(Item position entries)
☆ ☆ ☆ ☆ ☆ ☆ ☆
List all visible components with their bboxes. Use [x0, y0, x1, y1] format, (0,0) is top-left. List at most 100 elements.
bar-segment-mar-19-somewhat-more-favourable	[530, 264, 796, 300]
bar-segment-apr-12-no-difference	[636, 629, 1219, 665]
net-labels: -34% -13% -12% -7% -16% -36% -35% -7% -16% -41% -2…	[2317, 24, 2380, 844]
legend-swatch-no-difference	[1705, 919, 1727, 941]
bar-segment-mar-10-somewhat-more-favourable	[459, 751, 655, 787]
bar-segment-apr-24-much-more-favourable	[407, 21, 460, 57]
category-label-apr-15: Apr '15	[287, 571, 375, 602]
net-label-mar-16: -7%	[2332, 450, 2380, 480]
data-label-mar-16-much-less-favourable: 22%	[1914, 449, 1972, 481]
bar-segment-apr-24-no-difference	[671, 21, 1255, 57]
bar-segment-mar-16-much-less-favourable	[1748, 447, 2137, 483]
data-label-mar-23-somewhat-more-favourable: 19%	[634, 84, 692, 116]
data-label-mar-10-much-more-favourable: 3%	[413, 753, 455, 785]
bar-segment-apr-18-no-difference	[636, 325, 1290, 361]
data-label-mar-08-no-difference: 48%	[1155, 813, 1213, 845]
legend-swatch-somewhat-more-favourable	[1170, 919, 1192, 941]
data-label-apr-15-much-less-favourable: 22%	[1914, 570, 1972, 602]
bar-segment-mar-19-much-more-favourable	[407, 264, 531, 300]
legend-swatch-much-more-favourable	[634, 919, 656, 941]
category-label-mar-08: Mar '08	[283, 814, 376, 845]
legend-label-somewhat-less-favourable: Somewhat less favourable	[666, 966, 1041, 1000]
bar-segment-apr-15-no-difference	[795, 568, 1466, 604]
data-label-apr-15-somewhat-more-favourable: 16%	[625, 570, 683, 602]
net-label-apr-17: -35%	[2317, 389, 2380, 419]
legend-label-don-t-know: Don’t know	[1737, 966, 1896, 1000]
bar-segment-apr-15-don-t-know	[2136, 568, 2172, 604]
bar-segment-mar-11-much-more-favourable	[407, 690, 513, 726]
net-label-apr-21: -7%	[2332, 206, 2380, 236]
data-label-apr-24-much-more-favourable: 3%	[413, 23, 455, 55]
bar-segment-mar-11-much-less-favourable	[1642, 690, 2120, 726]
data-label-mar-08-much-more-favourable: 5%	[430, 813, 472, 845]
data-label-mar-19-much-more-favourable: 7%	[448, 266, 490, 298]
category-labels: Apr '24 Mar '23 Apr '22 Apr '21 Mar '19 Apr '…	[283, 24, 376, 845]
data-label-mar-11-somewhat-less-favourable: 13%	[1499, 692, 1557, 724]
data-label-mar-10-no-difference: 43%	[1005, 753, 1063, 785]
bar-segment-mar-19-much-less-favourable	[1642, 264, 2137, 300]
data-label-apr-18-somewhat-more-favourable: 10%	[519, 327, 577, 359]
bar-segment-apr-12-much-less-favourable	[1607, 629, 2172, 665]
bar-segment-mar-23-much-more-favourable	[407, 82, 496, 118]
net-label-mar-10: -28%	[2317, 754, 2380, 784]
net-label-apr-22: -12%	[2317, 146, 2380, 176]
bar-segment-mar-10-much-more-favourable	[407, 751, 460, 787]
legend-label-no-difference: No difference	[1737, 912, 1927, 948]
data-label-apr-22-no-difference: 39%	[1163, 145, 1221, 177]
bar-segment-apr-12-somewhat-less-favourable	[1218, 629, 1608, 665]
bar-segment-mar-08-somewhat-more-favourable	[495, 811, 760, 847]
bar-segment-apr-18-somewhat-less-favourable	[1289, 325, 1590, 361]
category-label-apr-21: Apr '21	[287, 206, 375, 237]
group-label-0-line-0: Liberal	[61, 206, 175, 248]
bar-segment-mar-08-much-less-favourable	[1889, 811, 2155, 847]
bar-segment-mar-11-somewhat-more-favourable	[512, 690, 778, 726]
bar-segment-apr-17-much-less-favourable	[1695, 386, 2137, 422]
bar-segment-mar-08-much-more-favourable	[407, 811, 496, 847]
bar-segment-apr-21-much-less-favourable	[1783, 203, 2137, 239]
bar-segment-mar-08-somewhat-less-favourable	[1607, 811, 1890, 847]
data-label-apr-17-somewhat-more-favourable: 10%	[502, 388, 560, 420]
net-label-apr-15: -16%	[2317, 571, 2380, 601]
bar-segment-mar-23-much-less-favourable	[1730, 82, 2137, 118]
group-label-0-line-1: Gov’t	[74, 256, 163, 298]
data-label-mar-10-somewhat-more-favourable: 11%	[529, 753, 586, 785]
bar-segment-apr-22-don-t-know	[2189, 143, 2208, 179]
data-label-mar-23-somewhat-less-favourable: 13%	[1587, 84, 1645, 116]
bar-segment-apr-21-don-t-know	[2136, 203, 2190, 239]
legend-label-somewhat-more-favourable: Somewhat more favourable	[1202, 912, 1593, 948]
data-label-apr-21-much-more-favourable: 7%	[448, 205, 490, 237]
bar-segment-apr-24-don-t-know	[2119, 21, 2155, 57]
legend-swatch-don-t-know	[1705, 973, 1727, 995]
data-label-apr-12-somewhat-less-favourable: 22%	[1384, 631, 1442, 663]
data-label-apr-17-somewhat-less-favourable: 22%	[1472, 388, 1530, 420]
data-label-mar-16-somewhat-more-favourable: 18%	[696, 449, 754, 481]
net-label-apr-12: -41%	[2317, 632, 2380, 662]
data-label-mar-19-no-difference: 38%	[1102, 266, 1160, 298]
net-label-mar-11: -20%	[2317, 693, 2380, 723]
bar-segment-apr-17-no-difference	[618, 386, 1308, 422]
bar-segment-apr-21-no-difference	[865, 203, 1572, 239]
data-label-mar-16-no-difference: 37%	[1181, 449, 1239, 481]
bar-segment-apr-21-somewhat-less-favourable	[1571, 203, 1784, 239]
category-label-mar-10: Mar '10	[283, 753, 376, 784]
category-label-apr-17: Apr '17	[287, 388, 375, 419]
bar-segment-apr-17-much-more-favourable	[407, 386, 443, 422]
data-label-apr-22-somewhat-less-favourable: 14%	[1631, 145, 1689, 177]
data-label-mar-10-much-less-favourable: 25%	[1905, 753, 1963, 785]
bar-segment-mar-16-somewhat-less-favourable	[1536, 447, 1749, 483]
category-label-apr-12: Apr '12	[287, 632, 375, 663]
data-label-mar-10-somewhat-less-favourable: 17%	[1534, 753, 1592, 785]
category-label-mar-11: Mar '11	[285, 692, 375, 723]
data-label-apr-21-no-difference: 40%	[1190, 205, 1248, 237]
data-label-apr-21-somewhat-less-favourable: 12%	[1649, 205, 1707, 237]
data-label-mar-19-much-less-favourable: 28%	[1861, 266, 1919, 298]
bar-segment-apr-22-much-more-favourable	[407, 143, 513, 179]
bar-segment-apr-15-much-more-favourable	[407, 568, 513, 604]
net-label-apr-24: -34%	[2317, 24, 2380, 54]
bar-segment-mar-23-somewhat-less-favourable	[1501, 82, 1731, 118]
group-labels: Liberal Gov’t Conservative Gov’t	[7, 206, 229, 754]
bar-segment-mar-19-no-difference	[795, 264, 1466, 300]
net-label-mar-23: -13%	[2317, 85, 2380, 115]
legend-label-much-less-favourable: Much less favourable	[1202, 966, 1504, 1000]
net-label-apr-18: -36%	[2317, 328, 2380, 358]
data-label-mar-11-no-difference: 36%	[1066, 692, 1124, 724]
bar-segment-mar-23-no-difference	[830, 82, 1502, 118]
☆ ☆ ☆ ☆ ☆ ☆ ☆
- BRIEF
Please write out this material again, switching every "no-difference" to "no-change" and keeping everything else the same.

- TASK RESPONSE
List all visible components with their bboxes. Use [x0, y0, x1, y1] format, (0,0) is top-left. List at most 100 elements.
bar-segment-mar-19-somewhat-more-favourable	[530, 264, 796, 300]
bar-segment-apr-12-no-change	[636, 629, 1219, 665]
net-labels: -34% -13% -12% -7% -16% -36% -35% -7% -16% -41% -2…	[2317, 24, 2380, 844]
legend-swatch-no-change	[1705, 919, 1727, 941]
bar-segment-mar-10-somewhat-more-favourable	[459, 751, 655, 787]
bar-segment-apr-24-much-more-favourable	[407, 21, 460, 57]
category-label-apr-15: Apr '15	[287, 571, 375, 602]
net-label-mar-16: -7%	[2332, 450, 2380, 480]
data-label-mar-16-much-less-favourable: 22%	[1914, 449, 1972, 481]
bar-segment-apr-24-no-change	[671, 21, 1255, 57]
bar-segment-mar-16-much-less-favourable	[1748, 447, 2137, 483]
data-label-mar-23-somewhat-more-favourable: 19%	[634, 84, 692, 116]
data-label-mar-10-much-more-favourable: 3%	[413, 753, 455, 785]
bar-segment-apr-18-no-change	[636, 325, 1290, 361]
data-label-mar-08-no-change: 48%	[1155, 813, 1213, 845]
legend-swatch-somewhat-more-favourable	[1170, 919, 1192, 941]
data-label-apr-15-much-less-favourable: 22%	[1914, 570, 1972, 602]
bar-segment-mar-19-much-more-favourable	[407, 264, 531, 300]
legend-swatch-much-more-favourable	[634, 919, 656, 941]
category-label-mar-08: Mar '08	[283, 814, 376, 845]
legend-label-somewhat-less-favourable: Somewhat less favourable	[666, 966, 1041, 1000]
bar-segment-apr-15-no-change	[795, 568, 1466, 604]
data-label-apr-15-somewhat-more-favourable: 16%	[625, 570, 683, 602]
net-label-apr-17: -35%	[2317, 389, 2380, 419]
legend-label-don-t-know: Don’t know	[1737, 966, 1896, 1000]
bar-segment-apr-15-don-t-know	[2136, 568, 2172, 604]
bar-segment-mar-11-much-more-favourable	[407, 690, 513, 726]
net-label-apr-21: -7%	[2332, 206, 2380, 236]
data-label-apr-24-much-more-favourable: 3%	[413, 23, 455, 55]
bar-segment-mar-11-much-less-favourable	[1642, 690, 2120, 726]
data-label-mar-08-much-more-favourable: 5%	[430, 813, 472, 845]
data-label-mar-19-much-more-favourable: 7%	[448, 266, 490, 298]
category-labels: Apr '24 Mar '23 Apr '22 Apr '21 Mar '19 Apr '…	[283, 24, 376, 845]
data-label-mar-11-somewhat-less-favourable: 13%	[1499, 692, 1557, 724]
data-label-mar-10-no-change: 43%	[1005, 753, 1063, 785]
bar-segment-mar-19-much-less-favourable	[1642, 264, 2137, 300]
data-label-apr-18-somewhat-more-favourable: 10%	[519, 327, 577, 359]
bar-segment-apr-12-much-less-favourable	[1607, 629, 2172, 665]
bar-segment-mar-23-much-more-favourable	[407, 82, 496, 118]
net-label-mar-10: -28%	[2317, 754, 2380, 784]
net-label-apr-22: -12%	[2317, 146, 2380, 176]
bar-segment-mar-10-much-more-favourable	[407, 751, 460, 787]
legend-label-no-change: No difference	[1737, 912, 1927, 948]
data-label-apr-22-no-change: 39%	[1163, 145, 1221, 177]
bar-segment-apr-12-somewhat-less-favourable	[1218, 629, 1608, 665]
bar-segment-mar-08-somewhat-more-favourable	[495, 811, 760, 847]
bar-segment-apr-18-somewhat-less-favourable	[1289, 325, 1590, 361]
category-label-apr-21: Apr '21	[287, 206, 375, 237]
group-label-0-line-0: Liberal	[61, 206, 175, 248]
bar-segment-mar-08-much-less-favourable	[1889, 811, 2155, 847]
bar-segment-mar-11-somewhat-more-favourable	[512, 690, 778, 726]
bar-segment-apr-17-much-less-favourable	[1695, 386, 2137, 422]
bar-segment-mar-08-much-more-favourable	[407, 811, 496, 847]
bar-segment-apr-21-much-less-favourable	[1783, 203, 2137, 239]
bar-segment-mar-08-somewhat-less-favourable	[1607, 811, 1890, 847]
data-label-apr-17-somewhat-more-favourable: 10%	[502, 388, 560, 420]
net-label-apr-15: -16%	[2317, 571, 2380, 601]
bar-segment-mar-23-much-less-favourable	[1730, 82, 2137, 118]
group-label-0-line-1: Gov’t	[74, 256, 163, 298]
data-label-mar-10-somewhat-more-favourable: 11%	[529, 753, 586, 785]
bar-segment-apr-22-don-t-know	[2189, 143, 2208, 179]
data-label-mar-23-somewhat-less-favourable: 13%	[1587, 84, 1645, 116]
bar-segment-apr-21-don-t-know	[2136, 203, 2190, 239]
legend-label-somewhat-more-favourable: Somewhat more favourable	[1202, 912, 1593, 948]
data-label-apr-21-much-more-favourable: 7%	[448, 205, 490, 237]
bar-segment-apr-24-don-t-know	[2119, 21, 2155, 57]
legend-swatch-don-t-know	[1705, 973, 1727, 995]
data-label-apr-12-somewhat-less-favourable: 22%	[1384, 631, 1442, 663]
data-label-apr-17-somewhat-less-favourable: 22%	[1472, 388, 1530, 420]
data-label-mar-16-somewhat-more-favourable: 18%	[696, 449, 754, 481]
net-label-apr-12: -41%	[2317, 632, 2380, 662]
data-label-mar-19-no-change: 38%	[1102, 266, 1160, 298]
net-label-mar-11: -20%	[2317, 693, 2380, 723]
bar-segment-apr-17-no-change	[618, 386, 1308, 422]
bar-segment-apr-21-no-change	[865, 203, 1572, 239]
data-label-mar-16-no-change: 37%	[1181, 449, 1239, 481]
bar-segment-apr-21-somewhat-less-favourable	[1571, 203, 1784, 239]
category-label-mar-10: Mar '10	[283, 753, 376, 784]
category-label-apr-17: Apr '17	[287, 388, 375, 419]
bar-segment-apr-17-much-more-favourable	[407, 386, 443, 422]
data-label-apr-22-somewhat-less-favourable: 14%	[1631, 145, 1689, 177]
data-label-mar-10-much-less-favourable: 25%	[1905, 753, 1963, 785]
bar-segment-mar-16-somewhat-less-favourable	[1536, 447, 1749, 483]
category-label-apr-12: Apr '12	[287, 632, 375, 663]
data-label-mar-10-somewhat-less-favourable: 17%	[1534, 753, 1592, 785]
category-label-mar-11: Mar '11	[285, 692, 375, 723]
data-label-apr-21-no-change: 40%	[1190, 205, 1248, 237]
data-label-apr-21-somewhat-less-favourable: 12%	[1649, 205, 1707, 237]
data-label-mar-19-much-less-favourable: 28%	[1861, 266, 1919, 298]
bar-segment-apr-22-much-more-favourable	[407, 143, 513, 179]
bar-segment-apr-15-much-more-favourable	[407, 568, 513, 604]
net-label-apr-24: -34%	[2317, 24, 2380, 54]
bar-segment-mar-23-somewhat-less-favourable	[1501, 82, 1731, 118]
group-labels: Liberal Gov’t Conservative Gov’t	[7, 206, 229, 754]
bar-segment-mar-19-no-change	[795, 264, 1466, 300]
net-label-mar-23: -13%	[2317, 85, 2380, 115]
legend-label-much-less-favourable: Much less favourable	[1202, 966, 1504, 1000]
net-label-apr-18: -36%	[2317, 328, 2380, 358]
data-label-mar-11-no-change: 36%	[1066, 692, 1124, 724]
bar-segment-mar-23-no-change	[830, 82, 1502, 118]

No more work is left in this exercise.